[Data records]
--- START ---

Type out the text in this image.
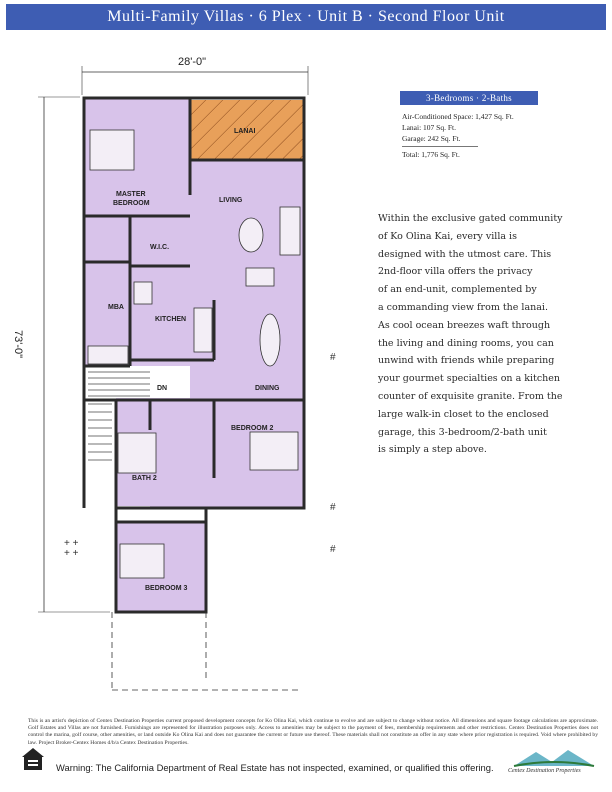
Multi-Family Villas · 6 Plex · Unit B · Second Floor Unit
#
#
#
+ +
+ +
LANAI
MASTER
BEDROOM	LIVING
W.I.C.
MBA
KITCHEN
DINING
DN
BEDROOM 2
BATH 2
BEDROOM 3
28'-0"
73'-0"
3-Bedrooms · 2-Baths
Air-Conditioned Space: 1,427 Sq. Ft.
Lanai: 107 Sq. Ft.
Garage: 242 Sq. Ft.
Total: 1,776 Sq. Ft.
Within the exclusive gated community
of Ko Olina Kai, every villa is
designed with the utmost care. This
2nd-floor villa offers the privacy
of an end-unit, complemented by
a commanding view from the lanai.
As cool ocean breezes waft through
the living and dining rooms, you can
unwind with friends while preparing
your gourmet specialties on a kitchen
counter of exquisite granite. From the
large walk-in closet to the enclosed
garage, this 3-bedroom/2-bath unit
is simply a step above.
This is an artist's depiction of Centex Destination Properties current proposed development concepts for Ko Olina Kai, which continue to evolve and are subject to change without notice. All dimensions and square footage calculations are approximate. Golf Estates and Villas are not furnished. Furnishings are represented for illustration purposes only. Access to amenities may be subject to the payment of fees, membership requirements and other restrictions. Centex Destination Properties does not control the marina, golf course, other amenities, or land outside Ko Olina Kai and does not guarantee the current or future use thereof. These materials shall not constitute an offer in any state where prior registration is required. Void where prohibited by law. Project Broker-Centex Homes d/b/a Centex Destination Properties.
Warning: The California Department of Real Estate has not inspected, examined, or qualified this offering. Centex Destination Properties
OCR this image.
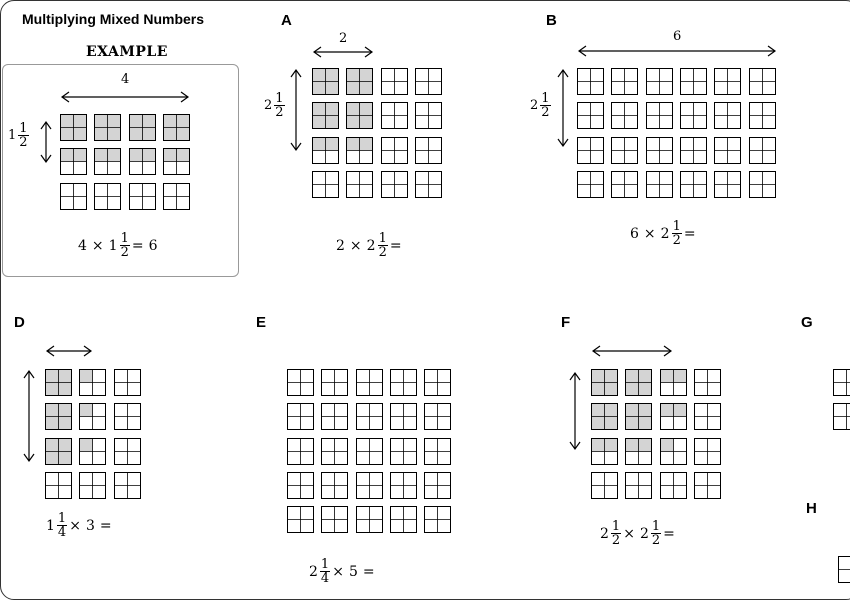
Multiplying Mixed Numbers
EXAMPLE
4
$1 \frac{1}{2}$
$4 \times 1 \frac{1}{2} = 6$
A
2
$2 \frac{1}{2}$
$2 \times 2 \frac{1}{2}$ =
B
6
$2 \frac{1}{2}$
$6 \times 2 \frac{1}{2}$ =
D
$1 \frac{1}{4} \times 3$ =
E
$2 \frac{1}{4} \times 5$ =
F
$2 \frac{1}{2} \times 2 \frac{1}{2}$ =
G
H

--- END ---

→ Exercise requirements:
Repeat the material verbatim. Do not carry over any picture.

→ Result for this exercise:
Type out the text in this image.
Multi-Family Villas · 6 Plex · Unit B · Second Floor Unit
#
#
#
+ +
+ +
LANAI
MASTER
BEDROOM	LIVING
W.I.C.
MBA
KITCHEN
DINING
DN
BEDROOM 2
BATH 2
BEDROOM 3
28'-0"
73'-0"
3-Bedrooms · 2-Baths
Air-Conditioned Space: 1,427 Sq. Ft.
Lanai: 107 Sq. Ft.
Garage: 242 Sq. Ft.
Total: 1,776 Sq. Ft.
Within the exclusive gated community
of Ko Olina Kai, every villa is
designed with the utmost care. This
2nd-floor villa offers the privacy
of an end-unit, complemented by
a commanding view from the lanai.
As cool ocean breezes waft through
the living and dining rooms, you can
unwind with friends while preparing
your gourmet specialties on a kitchen
counter of exquisite granite. From the
large walk-in closet to the enclosed
garage, this 3-bedroom/2-bath unit
is simply a step above.
This is an artist's depiction of Centex Destination Properties current proposed development concepts for Ko Olina Kai, which continue to evolve and are subject to change without notice. All dimensions and square footage calculations are approximate. Golf Estates and Villas are not furnished. Furnishings are represented for illustration purposes only. Access to amenities may be subject to the payment of fees, membership requirements and other restrictions. Centex Destination Properties does not control the marina, golf course, other amenities, or land outside Ko Olina Kai and does not guarantee the current or future use thereof. These materials shall not constitute an offer in any state where prior registration is required. Void where prohibited by law. Project Broker-Centex Homes d/b/a Centex Destination Properties.
Warning: The California Department of Real Estate has not inspected, examined, or qualified this offering. Centex Destination Properties
OCR this image.
Multiplying Mixed Numbers
EXAMPLE
4
$1 \frac{1}{2}$
$4 \times 1 \frac{1}{2} = 6$
A
2
$2 \frac{1}{2}$
$2 \times 2 \frac{1}{2}$ =
B
6
$2 \frac{1}{2}$
$6 \times 2 \frac{1}{2}$ =
D
$1 \frac{1}{4} \times 3$ =
E
$2 \frac{1}{4} \times 5$ =
F
$2 \frac{1}{2} \times 2 \frac{1}{2}$ =
G
H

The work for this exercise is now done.